* [Task description] Return, unchanged, the lines in the items below starting at the line that contains "- sub-bullet-text-1: Allocate" and ending at the line that contains "- square-bullet-icon: [82, 290, 92, 300]", both included.

* [Raw records]
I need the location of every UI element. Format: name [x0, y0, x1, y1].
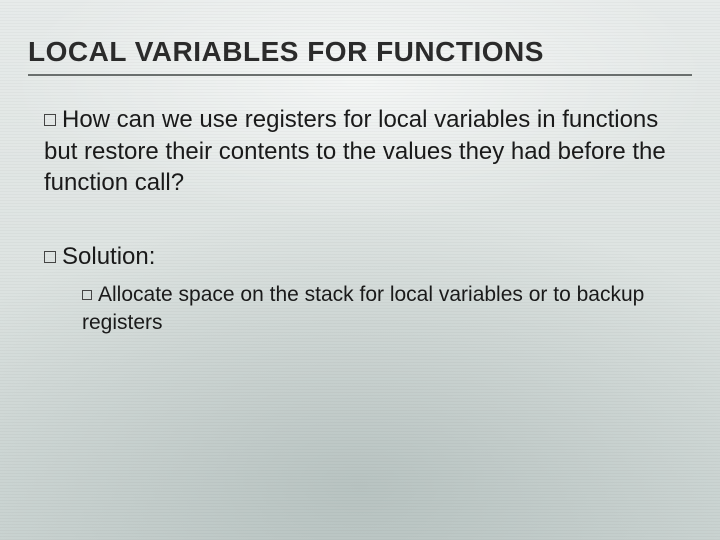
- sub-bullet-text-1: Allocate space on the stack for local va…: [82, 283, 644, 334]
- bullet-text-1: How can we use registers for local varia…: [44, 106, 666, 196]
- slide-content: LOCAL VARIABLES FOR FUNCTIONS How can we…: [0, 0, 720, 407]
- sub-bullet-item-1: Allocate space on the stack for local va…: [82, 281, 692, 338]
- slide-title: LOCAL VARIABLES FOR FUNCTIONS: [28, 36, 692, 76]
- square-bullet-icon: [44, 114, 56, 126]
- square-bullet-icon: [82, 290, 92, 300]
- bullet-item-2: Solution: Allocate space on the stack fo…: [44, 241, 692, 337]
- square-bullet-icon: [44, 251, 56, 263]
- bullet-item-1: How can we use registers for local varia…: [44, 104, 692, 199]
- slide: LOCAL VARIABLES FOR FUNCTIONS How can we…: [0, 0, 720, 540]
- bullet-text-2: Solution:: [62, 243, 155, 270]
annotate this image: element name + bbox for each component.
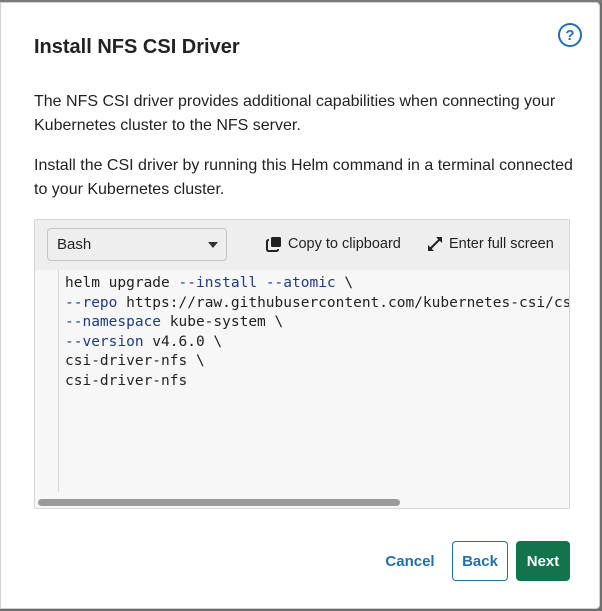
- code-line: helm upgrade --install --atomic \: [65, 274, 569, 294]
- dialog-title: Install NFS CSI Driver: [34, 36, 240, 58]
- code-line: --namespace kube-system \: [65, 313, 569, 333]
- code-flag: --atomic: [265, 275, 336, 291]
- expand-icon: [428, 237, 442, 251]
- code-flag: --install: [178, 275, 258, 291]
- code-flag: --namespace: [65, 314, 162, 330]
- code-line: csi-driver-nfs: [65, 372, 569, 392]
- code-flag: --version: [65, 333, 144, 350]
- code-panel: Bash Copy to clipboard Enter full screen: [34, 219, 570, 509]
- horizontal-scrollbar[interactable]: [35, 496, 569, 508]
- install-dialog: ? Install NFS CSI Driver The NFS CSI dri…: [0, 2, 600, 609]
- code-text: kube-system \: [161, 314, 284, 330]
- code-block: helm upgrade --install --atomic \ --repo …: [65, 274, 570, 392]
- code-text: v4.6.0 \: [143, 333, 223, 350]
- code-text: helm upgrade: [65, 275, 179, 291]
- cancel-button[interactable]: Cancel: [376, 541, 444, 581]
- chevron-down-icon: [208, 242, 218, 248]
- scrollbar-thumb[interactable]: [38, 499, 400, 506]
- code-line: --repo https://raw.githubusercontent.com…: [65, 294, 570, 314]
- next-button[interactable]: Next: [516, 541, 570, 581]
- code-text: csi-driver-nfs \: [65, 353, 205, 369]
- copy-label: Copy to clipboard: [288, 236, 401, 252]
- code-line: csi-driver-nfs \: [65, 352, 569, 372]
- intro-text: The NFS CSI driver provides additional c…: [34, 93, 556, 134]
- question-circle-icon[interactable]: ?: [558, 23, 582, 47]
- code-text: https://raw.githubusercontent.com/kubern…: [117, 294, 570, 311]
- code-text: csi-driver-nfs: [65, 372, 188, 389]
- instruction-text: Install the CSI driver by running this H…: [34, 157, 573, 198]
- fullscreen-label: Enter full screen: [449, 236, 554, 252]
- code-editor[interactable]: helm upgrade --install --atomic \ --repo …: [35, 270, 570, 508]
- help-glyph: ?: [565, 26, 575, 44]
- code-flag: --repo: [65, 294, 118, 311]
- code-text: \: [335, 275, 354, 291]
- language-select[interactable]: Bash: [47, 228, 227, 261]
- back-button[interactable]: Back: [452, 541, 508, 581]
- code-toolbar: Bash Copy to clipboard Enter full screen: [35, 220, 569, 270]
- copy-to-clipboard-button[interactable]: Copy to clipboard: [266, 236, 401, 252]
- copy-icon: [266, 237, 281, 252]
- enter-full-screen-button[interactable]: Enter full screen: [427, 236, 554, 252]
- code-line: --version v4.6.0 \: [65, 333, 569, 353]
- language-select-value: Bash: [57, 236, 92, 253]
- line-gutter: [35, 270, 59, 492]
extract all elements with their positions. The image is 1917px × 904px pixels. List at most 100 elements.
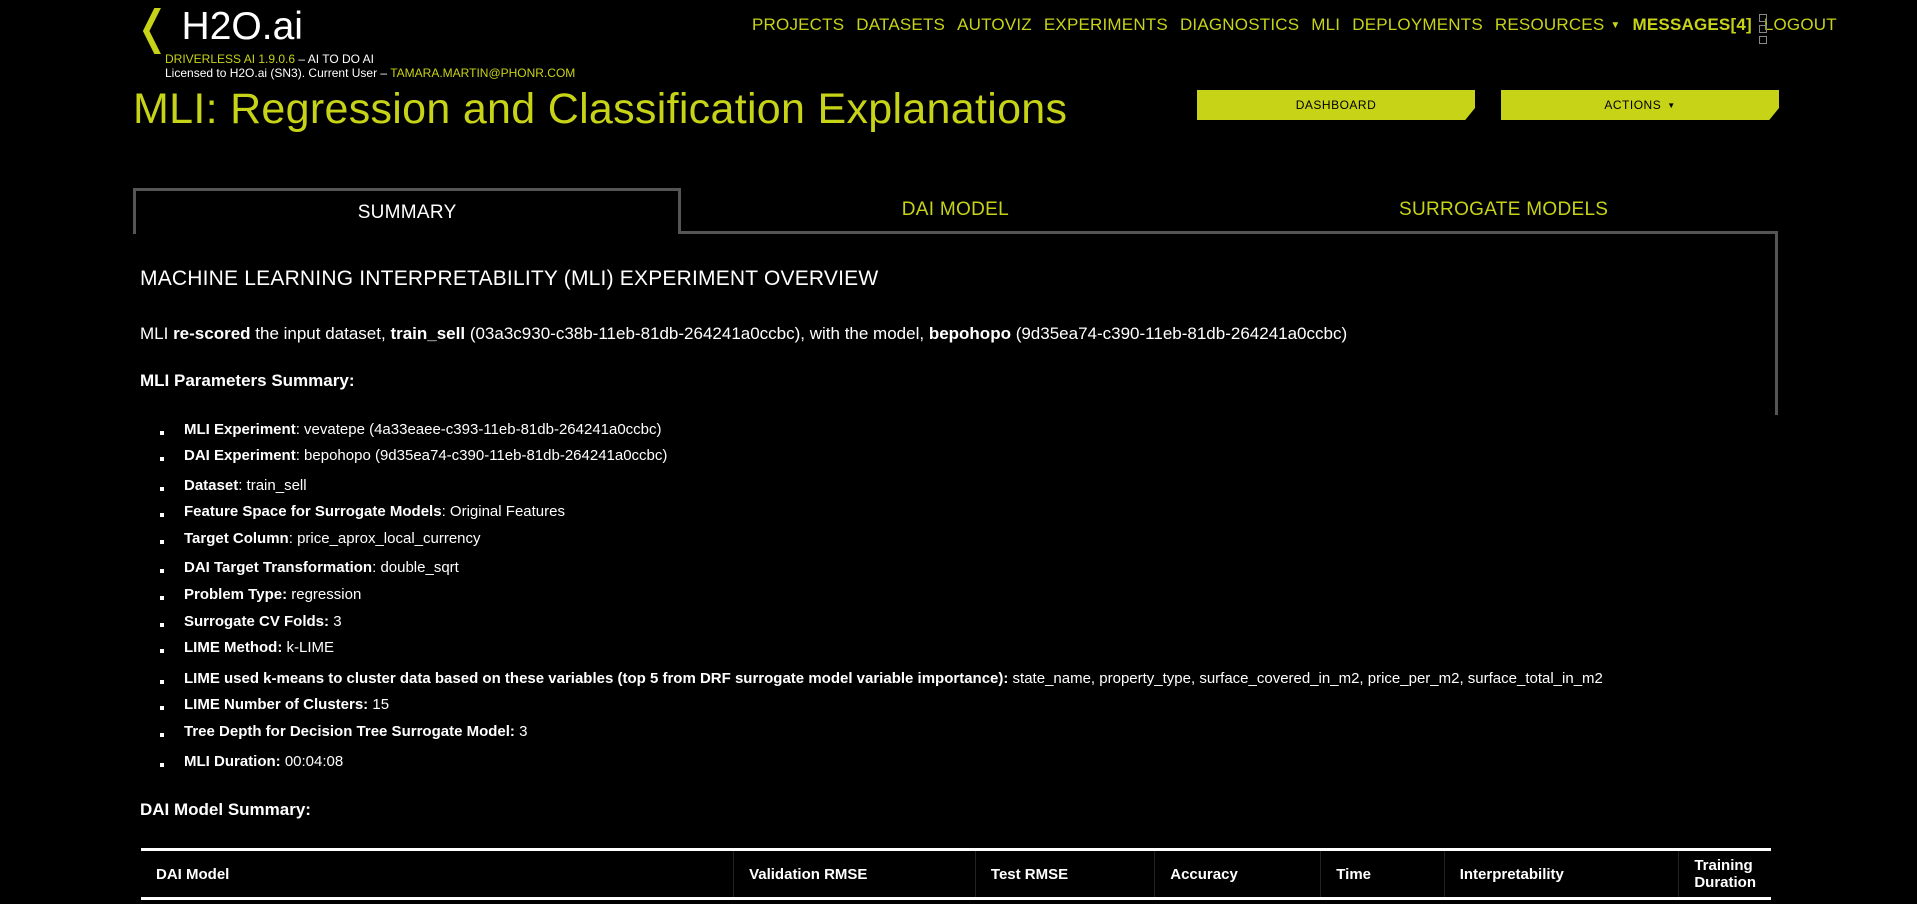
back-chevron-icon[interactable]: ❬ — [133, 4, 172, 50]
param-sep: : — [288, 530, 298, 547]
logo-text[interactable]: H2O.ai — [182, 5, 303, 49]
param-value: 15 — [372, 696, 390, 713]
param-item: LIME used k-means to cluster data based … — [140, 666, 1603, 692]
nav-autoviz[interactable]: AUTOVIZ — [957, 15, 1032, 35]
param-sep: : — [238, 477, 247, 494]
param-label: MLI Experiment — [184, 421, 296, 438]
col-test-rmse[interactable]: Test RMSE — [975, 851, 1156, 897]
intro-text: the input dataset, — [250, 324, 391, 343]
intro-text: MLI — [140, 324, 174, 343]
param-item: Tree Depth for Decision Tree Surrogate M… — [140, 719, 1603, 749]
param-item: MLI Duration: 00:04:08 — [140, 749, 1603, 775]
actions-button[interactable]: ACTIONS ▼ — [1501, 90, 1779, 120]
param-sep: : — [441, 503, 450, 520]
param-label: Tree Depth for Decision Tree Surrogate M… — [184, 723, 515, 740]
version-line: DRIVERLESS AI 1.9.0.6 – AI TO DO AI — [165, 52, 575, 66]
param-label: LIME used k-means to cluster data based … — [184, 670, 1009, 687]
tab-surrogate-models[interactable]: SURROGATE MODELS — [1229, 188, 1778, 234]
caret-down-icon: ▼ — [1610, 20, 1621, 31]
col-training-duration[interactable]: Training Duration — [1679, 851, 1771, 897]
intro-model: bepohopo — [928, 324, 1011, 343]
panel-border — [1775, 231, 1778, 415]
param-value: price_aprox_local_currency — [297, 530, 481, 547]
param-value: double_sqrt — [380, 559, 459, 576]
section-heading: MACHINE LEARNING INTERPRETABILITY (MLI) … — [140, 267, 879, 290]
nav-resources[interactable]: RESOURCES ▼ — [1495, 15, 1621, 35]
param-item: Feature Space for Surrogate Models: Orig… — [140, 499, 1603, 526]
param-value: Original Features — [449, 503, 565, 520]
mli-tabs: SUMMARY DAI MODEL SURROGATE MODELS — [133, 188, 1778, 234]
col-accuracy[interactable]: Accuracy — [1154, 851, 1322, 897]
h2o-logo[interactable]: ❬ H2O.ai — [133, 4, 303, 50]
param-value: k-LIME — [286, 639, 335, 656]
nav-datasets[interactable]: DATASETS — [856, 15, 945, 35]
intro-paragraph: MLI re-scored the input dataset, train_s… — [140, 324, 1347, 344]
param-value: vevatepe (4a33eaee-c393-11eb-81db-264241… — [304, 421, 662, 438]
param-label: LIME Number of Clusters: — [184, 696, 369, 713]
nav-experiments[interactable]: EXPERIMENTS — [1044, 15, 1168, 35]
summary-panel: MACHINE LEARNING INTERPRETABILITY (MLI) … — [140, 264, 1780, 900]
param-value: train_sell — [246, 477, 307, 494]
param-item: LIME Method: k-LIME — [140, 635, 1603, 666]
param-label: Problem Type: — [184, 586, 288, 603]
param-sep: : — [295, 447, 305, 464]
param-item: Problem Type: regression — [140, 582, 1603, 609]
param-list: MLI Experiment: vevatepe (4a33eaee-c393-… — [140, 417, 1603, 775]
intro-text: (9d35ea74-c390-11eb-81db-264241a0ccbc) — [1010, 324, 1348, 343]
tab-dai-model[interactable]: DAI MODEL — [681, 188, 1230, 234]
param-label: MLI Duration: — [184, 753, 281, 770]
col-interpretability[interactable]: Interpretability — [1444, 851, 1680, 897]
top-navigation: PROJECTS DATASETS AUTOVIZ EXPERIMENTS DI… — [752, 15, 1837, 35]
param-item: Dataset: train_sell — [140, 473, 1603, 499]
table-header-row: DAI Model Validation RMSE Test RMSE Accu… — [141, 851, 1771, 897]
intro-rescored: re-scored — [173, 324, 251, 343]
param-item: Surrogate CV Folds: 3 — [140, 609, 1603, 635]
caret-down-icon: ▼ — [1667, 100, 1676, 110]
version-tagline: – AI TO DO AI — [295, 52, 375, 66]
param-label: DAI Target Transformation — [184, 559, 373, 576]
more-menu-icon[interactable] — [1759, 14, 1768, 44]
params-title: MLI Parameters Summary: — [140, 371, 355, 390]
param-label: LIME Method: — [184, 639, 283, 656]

* [Solved problem]
- sub-bullet-text-1: Allocate space on the stack for local va…: [82, 283, 644, 334]
- bullet-text-1: How can we use registers for local varia…: [44, 106, 666, 196]
- slide-content: LOCAL VARIABLES FOR FUNCTIONS How can we…: [0, 0, 720, 407]
- sub-bullet-item-1: Allocate space on the stack for local va…: [82, 281, 692, 338]
- slide-title: LOCAL VARIABLES FOR FUNCTIONS: [28, 36, 692, 76]
- square-bullet-icon: [44, 114, 56, 126]
- square-bullet-icon: [82, 290, 92, 300]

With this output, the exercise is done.